# Objective
Omit all images. Write out the rest of the material exactly.

# The input
:::

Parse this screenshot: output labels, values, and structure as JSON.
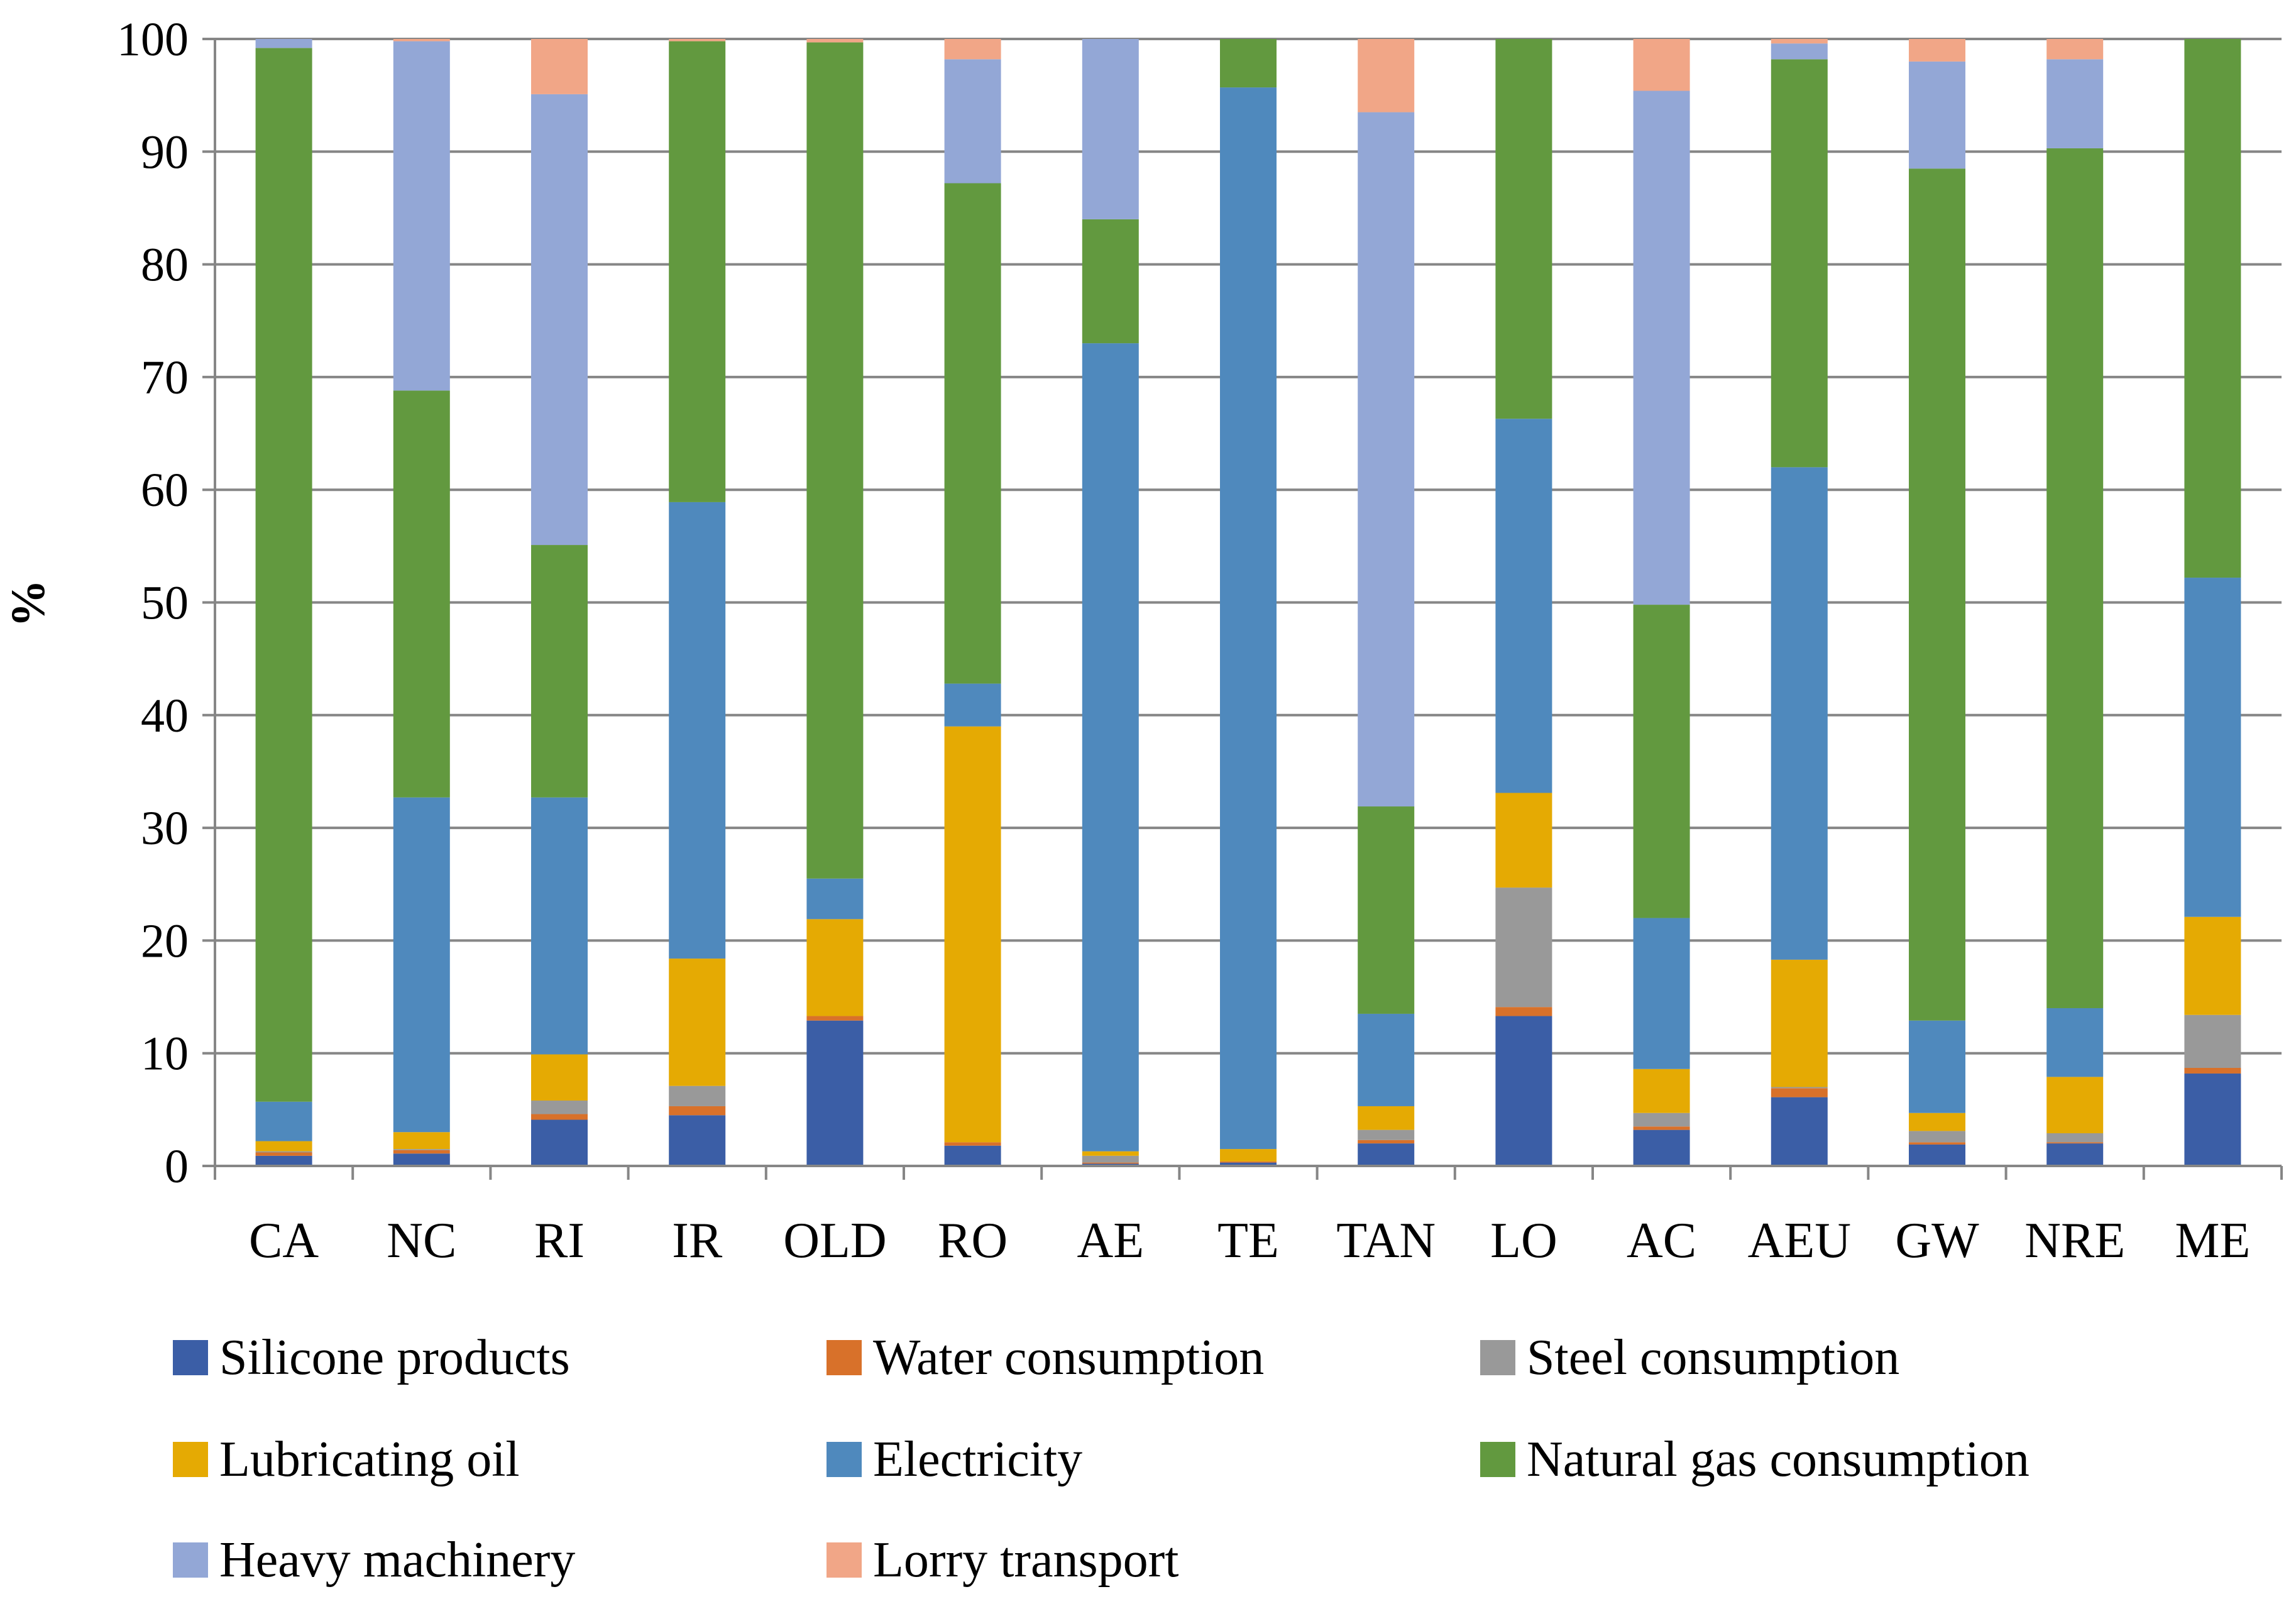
{
  "chart_data": {
    "type": "bar",
    "stacked": true,
    "title": "",
    "xlabel": "",
    "ylabel": "%",
    "ylim": [
      0,
      100
    ],
    "yticks": [
      0,
      10,
      20,
      30,
      40,
      50,
      60,
      70,
      80,
      90,
      100
    ],
    "grid": true,
    "legend_position": "bottom",
    "categories": [
      "CA",
      "NC",
      "RI",
      "IR",
      "OLD",
      "RO",
      "AE",
      "TE",
      "TAN",
      "LO",
      "AC",
      "AEU",
      "GW",
      "NRE",
      "ME"
    ],
    "series": [
      {
        "name": "Silicone products",
        "color": "#3b5ea6",
        "values": [
          0.9,
          1.1,
          4.1,
          4.5,
          12.9,
          1.8,
          0.2,
          0.3,
          2.0,
          13.3,
          3.2,
          6.1,
          1.9,
          2.0,
          8.2
        ]
      },
      {
        "name": "Water consumption",
        "color": "#d8712a",
        "values": [
          0.3,
          0.3,
          0.5,
          0.8,
          0.4,
          0.3,
          0.1,
          0.1,
          0.3,
          0.8,
          0.3,
          0.8,
          0.2,
          0.1,
          0.5
        ]
      },
      {
        "name": "Steel consumption",
        "color": "#999999",
        "values": [
          0.1,
          0.1,
          1.2,
          1.8,
          0.0,
          0.0,
          0.6,
          0.0,
          0.9,
          10.6,
          1.2,
          0.1,
          1.0,
          0.8,
          4.7
        ]
      },
      {
        "name": "Lubricating oil",
        "color": "#e5aa03",
        "values": [
          0.9,
          1.5,
          4.1,
          11.3,
          8.6,
          36.9,
          0.4,
          1.1,
          2.1,
          8.4,
          3.9,
          11.3,
          1.6,
          5.0,
          8.7
        ]
      },
      {
        "name": "Electricity",
        "color": "#4f89bd",
        "values": [
          3.5,
          29.7,
          22.8,
          40.5,
          3.6,
          3.8,
          71.7,
          94.2,
          8.2,
          33.2,
          13.4,
          43.7,
          8.2,
          6.1,
          30.1
        ]
      },
      {
        "name": "Natural gas consumption",
        "color": "#62993f",
        "values": [
          93.5,
          36.1,
          22.4,
          40.9,
          74.2,
          44.4,
          11.0,
          4.3,
          18.4,
          33.7,
          27.8,
          36.2,
          75.6,
          76.3,
          47.8
        ]
      },
      {
        "name": "Heavy machinery",
        "color": "#93a7d6",
        "values": [
          0.8,
          31.0,
          40.0,
          0.0,
          0.0,
          11.0,
          16.0,
          0.0,
          61.6,
          0.0,
          45.6,
          1.4,
          9.5,
          7.9,
          0.0
        ]
      },
      {
        "name": "Lorry transport",
        "color": "#f1a687",
        "values": [
          0.0,
          0.2,
          4.9,
          0.2,
          0.3,
          1.8,
          0.0,
          0.0,
          6.5,
          0.0,
          4.6,
          0.4,
          2.0,
          1.8,
          0.0
        ]
      }
    ]
  }
}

:::

# Task solution
Parse this screenshot: output labels, values, and structure as JSON.
{
  "chart_data": {
    "type": "bar",
    "stacked": true,
    "title": "",
    "xlabel": "",
    "ylabel": "%",
    "ylim": [
      0,
      100
    ],
    "yticks": [
      0,
      10,
      20,
      30,
      40,
      50,
      60,
      70,
      80,
      90,
      100
    ],
    "grid": true,
    "legend_position": "bottom",
    "categories": [
      "CA",
      "NC",
      "RI",
      "IR",
      "OLD",
      "RO",
      "AE",
      "TE",
      "TAN",
      "LO",
      "AC",
      "AEU",
      "GW",
      "NRE",
      "ME"
    ],
    "series": [
      {
        "name": "Silicone products",
        "color": "#3b5ea6",
        "values": [
          0.9,
          1.1,
          4.1,
          4.5,
          12.9,
          1.8,
          0.2,
          0.3,
          2.0,
          13.3,
          3.2,
          6.1,
          1.9,
          2.0,
          8.2
        ]
      },
      {
        "name": "Water consumption",
        "color": "#d8712a",
        "values": [
          0.3,
          0.3,
          0.5,
          0.8,
          0.4,
          0.3,
          0.1,
          0.1,
          0.3,
          0.8,
          0.3,
          0.8,
          0.2,
          0.1,
          0.5
        ]
      },
      {
        "name": "Steel consumption",
        "color": "#999999",
        "values": [
          0.1,
          0.1,
          1.2,
          1.8,
          0.0,
          0.0,
          0.6,
          0.0,
          0.9,
          10.6,
          1.2,
          0.1,
          1.0,
          0.8,
          4.7
        ]
      },
      {
        "name": "Lubricating oil",
        "color": "#e5aa03",
        "values": [
          0.9,
          1.5,
          4.1,
          11.3,
          8.6,
          36.9,
          0.4,
          1.1,
          2.1,
          8.4,
          3.9,
          11.3,
          1.6,
          5.0,
          8.7
        ]
      },
      {
        "name": "Electricity",
        "color": "#4f89bd",
        "values": [
          3.5,
          29.7,
          22.8,
          40.5,
          3.6,
          3.8,
          71.7,
          94.2,
          8.2,
          33.2,
          13.4,
          43.7,
          8.2,
          6.1,
          30.1
        ]
      },
      {
        "name": "Natural gas consumption",
        "color": "#62993f",
        "values": [
          93.5,
          36.1,
          22.4,
          40.9,
          74.2,
          44.4,
          11.0,
          4.3,
          18.4,
          33.7,
          27.8,
          36.2,
          75.6,
          76.3,
          47.8
        ]
      },
      {
        "name": "Heavy machinery",
        "color": "#93a7d6",
        "values": [
          0.8,
          31.0,
          40.0,
          0.0,
          0.0,
          11.0,
          16.0,
          0.0,
          61.6,
          0.0,
          45.6,
          1.4,
          9.5,
          7.9,
          0.0
        ]
      },
      {
        "name": "Lorry transport",
        "color": "#f1a687",
        "values": [
          0.0,
          0.2,
          4.9,
          0.2,
          0.3,
          1.8,
          0.0,
          0.0,
          6.5,
          0.0,
          4.6,
          0.4,
          2.0,
          1.8,
          0.0
        ]
      }
    ]
  }
}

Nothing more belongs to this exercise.